* [Written problem]: In the data below, find each line containing the string "Templates" and return it.

* [Task inputs]:
= = = =
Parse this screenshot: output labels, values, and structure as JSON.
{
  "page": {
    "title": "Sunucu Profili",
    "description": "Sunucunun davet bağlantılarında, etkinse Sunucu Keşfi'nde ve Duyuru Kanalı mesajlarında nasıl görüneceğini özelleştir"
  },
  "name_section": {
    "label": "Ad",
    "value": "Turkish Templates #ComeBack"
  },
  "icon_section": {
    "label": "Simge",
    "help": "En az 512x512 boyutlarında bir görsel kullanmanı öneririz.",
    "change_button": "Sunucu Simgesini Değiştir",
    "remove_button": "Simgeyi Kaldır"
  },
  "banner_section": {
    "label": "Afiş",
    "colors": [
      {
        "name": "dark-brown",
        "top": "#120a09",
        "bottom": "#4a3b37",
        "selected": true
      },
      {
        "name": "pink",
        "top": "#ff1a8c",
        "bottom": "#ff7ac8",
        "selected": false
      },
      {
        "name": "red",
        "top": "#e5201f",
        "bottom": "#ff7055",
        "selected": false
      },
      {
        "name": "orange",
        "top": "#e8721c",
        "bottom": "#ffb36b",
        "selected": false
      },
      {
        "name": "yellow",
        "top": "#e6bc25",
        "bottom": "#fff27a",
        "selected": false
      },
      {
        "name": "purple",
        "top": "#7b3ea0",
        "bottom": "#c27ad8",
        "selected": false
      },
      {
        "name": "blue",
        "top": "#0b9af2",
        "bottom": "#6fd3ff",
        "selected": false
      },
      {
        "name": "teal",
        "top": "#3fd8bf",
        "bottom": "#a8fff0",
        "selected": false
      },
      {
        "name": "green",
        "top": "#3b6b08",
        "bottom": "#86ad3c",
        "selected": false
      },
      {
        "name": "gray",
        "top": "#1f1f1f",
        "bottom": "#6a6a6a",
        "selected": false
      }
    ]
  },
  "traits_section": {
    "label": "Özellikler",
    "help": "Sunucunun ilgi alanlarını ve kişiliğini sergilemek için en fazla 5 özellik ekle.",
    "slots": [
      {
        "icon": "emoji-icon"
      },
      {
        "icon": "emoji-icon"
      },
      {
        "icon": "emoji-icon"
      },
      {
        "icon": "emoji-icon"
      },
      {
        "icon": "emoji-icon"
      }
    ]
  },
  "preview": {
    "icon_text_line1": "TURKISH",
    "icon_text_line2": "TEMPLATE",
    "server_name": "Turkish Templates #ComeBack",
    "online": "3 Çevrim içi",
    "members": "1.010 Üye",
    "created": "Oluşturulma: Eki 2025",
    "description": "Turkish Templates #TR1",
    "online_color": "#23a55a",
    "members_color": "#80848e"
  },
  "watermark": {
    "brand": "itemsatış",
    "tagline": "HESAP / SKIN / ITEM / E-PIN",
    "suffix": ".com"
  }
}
= = = =
* [Answer for the task]:
    "value": "Turkish Templates #ComeBack"
    "server_name": "Turkish Templates #ComeBack",
    "description": "Turkish Templates #TR1",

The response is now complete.